## start GIVEN RECORDS

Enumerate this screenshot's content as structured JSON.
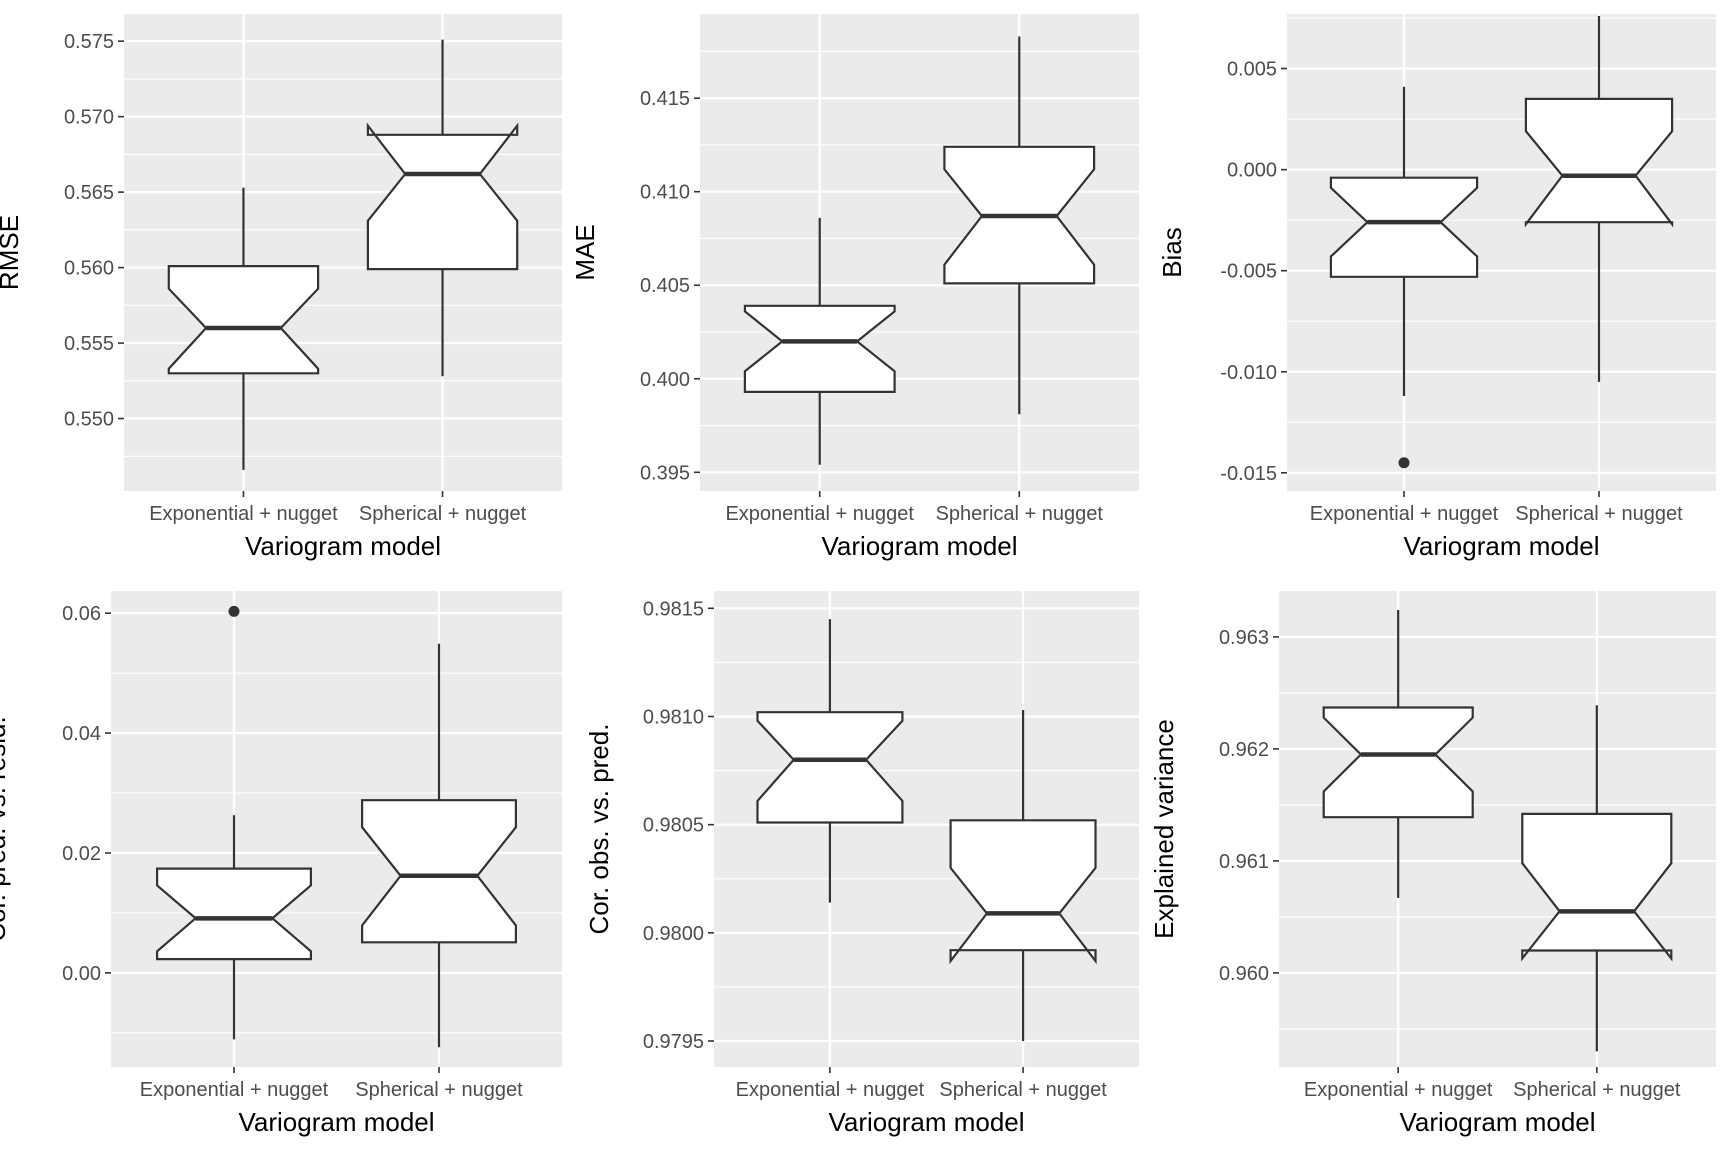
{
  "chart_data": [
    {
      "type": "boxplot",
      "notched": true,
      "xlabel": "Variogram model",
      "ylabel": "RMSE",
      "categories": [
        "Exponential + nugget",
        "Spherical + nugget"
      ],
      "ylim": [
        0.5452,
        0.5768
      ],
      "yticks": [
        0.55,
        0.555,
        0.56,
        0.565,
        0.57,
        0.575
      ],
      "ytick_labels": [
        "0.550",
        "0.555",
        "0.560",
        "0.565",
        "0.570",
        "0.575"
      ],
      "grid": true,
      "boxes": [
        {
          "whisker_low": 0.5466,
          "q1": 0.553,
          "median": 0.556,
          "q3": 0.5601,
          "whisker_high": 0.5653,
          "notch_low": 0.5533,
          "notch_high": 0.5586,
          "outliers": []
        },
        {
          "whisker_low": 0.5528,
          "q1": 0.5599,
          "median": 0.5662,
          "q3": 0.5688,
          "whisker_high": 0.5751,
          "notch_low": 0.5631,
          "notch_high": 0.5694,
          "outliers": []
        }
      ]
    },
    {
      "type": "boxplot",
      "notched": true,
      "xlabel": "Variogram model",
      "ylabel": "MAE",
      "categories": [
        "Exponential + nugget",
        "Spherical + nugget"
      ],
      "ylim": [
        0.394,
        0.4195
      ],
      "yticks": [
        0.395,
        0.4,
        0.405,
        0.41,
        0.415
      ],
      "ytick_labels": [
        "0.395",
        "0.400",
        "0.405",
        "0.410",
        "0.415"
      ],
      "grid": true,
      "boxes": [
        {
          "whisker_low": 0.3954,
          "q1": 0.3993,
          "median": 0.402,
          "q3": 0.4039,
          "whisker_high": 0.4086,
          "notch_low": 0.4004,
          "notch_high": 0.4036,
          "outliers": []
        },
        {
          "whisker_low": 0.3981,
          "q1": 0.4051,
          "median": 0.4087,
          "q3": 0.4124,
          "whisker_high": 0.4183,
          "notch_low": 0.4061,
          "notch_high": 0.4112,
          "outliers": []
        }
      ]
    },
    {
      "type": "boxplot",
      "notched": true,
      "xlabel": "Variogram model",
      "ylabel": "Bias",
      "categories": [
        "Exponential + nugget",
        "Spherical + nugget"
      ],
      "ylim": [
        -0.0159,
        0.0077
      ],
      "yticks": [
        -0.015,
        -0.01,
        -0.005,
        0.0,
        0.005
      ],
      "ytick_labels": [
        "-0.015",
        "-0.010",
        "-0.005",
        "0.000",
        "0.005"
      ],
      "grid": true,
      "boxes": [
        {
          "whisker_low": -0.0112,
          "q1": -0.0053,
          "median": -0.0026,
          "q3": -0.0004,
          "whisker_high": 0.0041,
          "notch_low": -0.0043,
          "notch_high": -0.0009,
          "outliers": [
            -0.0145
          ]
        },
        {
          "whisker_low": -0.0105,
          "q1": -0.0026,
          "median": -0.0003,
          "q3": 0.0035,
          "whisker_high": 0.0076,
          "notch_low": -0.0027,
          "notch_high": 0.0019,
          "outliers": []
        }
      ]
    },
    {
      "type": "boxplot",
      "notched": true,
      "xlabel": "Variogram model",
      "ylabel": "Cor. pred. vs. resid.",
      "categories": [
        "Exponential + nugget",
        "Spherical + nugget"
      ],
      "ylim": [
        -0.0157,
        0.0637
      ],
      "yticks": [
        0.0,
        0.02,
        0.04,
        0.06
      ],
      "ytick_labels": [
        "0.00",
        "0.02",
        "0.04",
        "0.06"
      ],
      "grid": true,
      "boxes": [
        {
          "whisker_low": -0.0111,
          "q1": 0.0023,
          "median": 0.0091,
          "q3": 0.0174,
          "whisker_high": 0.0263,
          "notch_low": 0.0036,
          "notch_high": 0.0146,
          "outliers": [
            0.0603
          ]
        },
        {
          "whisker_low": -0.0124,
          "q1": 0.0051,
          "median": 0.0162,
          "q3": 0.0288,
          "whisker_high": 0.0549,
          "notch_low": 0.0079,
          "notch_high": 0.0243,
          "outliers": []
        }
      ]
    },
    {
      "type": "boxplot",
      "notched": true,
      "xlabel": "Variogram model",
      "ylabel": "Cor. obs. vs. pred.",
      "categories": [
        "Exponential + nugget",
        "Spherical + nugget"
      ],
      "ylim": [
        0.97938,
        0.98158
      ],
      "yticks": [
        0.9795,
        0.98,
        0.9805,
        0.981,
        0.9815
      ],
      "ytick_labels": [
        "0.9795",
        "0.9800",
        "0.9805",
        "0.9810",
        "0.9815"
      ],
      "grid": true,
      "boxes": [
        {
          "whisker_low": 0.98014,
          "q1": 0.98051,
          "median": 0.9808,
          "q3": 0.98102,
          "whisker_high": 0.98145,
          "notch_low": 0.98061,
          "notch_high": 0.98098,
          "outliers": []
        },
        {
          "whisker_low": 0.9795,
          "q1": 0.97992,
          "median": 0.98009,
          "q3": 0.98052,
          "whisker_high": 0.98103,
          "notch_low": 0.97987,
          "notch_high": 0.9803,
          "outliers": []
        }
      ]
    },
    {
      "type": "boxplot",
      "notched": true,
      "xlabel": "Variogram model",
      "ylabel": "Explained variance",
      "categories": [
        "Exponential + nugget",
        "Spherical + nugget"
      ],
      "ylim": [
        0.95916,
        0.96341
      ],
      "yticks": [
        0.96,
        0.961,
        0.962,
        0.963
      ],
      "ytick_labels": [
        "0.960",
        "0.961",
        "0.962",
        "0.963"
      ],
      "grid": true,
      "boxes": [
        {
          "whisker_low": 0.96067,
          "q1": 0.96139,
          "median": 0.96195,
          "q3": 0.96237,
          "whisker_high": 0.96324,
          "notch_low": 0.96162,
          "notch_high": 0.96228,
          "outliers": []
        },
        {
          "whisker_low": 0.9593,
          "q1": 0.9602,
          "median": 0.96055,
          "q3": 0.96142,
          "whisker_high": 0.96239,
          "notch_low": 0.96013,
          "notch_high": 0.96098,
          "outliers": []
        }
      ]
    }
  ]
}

## end GIVEN RECORDS
## start GIVEN RECORDS

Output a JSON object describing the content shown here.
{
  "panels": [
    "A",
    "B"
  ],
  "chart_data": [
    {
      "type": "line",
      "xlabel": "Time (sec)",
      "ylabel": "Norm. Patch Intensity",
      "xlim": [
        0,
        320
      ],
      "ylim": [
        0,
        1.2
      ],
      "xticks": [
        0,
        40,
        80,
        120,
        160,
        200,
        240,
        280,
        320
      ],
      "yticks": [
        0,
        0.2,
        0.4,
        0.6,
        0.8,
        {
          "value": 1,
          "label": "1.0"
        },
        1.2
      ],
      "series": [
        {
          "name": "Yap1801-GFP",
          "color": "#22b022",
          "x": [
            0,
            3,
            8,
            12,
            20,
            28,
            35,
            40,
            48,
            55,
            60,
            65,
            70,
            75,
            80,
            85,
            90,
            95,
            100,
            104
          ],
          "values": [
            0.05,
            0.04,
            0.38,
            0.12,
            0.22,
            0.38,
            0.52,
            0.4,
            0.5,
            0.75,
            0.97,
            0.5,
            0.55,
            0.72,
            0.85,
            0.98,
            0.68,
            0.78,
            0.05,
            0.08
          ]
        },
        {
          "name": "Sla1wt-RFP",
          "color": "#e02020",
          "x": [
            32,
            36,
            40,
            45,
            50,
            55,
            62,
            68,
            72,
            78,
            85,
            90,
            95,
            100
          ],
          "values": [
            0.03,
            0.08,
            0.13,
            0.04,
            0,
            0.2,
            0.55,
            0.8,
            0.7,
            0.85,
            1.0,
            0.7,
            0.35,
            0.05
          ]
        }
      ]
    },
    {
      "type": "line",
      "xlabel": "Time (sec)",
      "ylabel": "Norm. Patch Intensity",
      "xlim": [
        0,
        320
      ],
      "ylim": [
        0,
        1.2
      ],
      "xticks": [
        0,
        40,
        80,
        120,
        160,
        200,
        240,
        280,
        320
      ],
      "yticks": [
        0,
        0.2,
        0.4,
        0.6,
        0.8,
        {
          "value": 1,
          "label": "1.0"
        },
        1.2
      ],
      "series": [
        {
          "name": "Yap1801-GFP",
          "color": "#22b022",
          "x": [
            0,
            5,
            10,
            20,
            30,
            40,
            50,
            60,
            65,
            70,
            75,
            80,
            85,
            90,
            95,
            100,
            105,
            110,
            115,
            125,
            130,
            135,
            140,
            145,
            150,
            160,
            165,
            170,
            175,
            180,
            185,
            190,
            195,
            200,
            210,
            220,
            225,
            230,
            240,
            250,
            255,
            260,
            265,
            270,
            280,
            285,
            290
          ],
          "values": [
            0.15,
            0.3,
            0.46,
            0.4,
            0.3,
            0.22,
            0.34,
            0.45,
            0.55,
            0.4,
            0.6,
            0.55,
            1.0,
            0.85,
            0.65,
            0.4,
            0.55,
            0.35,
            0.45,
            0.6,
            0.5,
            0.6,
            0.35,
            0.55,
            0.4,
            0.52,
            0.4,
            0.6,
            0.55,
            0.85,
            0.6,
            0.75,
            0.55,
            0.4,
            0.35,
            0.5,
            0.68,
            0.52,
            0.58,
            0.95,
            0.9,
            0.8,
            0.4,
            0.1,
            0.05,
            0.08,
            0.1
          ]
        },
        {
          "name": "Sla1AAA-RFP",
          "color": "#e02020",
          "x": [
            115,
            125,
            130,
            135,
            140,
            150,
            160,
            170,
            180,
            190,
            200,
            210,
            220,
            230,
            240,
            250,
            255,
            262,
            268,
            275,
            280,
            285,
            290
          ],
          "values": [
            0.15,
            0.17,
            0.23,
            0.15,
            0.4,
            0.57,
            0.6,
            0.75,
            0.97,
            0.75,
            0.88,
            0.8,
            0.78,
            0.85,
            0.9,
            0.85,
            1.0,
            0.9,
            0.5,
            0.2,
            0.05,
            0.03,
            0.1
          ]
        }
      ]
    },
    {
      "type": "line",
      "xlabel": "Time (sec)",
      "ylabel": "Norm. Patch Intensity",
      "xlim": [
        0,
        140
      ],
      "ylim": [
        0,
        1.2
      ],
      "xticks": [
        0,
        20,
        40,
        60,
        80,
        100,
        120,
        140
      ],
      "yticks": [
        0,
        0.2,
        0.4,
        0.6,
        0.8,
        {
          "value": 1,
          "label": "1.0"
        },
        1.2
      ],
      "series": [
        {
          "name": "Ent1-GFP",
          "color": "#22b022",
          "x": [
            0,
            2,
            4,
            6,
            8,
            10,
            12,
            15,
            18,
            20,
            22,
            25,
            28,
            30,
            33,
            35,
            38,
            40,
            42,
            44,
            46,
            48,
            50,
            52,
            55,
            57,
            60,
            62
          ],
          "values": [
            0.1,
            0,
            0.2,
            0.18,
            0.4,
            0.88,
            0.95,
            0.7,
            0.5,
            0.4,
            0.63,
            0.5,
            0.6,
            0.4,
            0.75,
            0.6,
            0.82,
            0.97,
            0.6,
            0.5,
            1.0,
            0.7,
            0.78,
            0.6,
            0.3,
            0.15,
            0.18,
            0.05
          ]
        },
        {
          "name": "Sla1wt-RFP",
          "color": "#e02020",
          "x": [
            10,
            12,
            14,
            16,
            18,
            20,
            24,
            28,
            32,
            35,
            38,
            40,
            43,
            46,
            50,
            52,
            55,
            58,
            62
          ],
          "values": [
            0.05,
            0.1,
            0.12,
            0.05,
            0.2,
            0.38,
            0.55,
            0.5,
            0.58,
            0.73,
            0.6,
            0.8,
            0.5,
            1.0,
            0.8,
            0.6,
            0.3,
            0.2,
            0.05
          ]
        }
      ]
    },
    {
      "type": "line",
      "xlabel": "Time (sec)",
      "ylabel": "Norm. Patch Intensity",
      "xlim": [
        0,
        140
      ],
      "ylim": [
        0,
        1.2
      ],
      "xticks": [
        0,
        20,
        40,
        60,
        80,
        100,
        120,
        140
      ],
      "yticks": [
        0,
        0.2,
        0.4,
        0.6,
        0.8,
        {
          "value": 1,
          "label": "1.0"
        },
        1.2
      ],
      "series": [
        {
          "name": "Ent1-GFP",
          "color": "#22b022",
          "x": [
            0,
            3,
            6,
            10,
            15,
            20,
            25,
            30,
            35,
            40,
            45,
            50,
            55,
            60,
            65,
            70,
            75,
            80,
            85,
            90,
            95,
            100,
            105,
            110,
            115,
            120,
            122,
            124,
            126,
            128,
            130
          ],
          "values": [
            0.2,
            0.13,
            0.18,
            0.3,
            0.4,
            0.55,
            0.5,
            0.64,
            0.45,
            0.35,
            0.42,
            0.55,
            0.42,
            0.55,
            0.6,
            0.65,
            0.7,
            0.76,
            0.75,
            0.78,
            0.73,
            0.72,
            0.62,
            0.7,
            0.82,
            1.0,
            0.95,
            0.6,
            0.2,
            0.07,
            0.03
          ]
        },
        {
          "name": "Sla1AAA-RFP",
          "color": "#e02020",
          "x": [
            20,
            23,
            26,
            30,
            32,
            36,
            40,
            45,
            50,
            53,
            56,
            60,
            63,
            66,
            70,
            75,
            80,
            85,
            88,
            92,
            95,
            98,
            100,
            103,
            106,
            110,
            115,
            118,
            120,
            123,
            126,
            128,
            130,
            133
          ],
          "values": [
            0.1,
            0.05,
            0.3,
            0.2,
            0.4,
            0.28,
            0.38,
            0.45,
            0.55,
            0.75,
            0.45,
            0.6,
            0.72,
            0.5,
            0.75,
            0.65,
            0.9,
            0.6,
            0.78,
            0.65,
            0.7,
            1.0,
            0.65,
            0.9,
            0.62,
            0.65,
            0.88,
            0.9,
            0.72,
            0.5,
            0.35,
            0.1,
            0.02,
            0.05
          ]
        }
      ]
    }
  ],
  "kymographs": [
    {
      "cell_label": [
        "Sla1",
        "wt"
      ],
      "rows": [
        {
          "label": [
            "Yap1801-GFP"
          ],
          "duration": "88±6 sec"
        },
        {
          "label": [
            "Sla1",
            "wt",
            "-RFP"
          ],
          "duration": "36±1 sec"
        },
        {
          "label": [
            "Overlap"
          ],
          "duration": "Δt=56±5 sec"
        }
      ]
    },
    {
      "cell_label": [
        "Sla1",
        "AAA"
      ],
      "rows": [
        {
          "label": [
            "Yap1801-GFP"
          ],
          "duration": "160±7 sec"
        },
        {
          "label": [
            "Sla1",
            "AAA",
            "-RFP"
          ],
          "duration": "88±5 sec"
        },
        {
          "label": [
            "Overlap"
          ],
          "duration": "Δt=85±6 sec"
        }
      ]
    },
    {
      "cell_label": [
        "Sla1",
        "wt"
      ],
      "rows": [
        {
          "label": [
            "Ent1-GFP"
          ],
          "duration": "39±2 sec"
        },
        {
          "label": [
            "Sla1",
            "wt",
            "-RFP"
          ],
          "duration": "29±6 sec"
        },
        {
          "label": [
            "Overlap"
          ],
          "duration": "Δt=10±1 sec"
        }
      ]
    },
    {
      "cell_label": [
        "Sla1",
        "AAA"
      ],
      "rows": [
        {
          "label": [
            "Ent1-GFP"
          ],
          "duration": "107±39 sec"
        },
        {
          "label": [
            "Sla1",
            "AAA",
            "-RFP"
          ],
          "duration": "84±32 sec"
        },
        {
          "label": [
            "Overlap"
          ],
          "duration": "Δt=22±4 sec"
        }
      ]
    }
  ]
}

## end GIVEN RECORDS

◆ EXERCISE PROMPT ◆
In the records above, find each line holding "JSON" and copy it.

◆ WORKED ANSWER ◆
Enumerate this screenshot's content as structured JSON.
Output a JSON object describing the content shown here.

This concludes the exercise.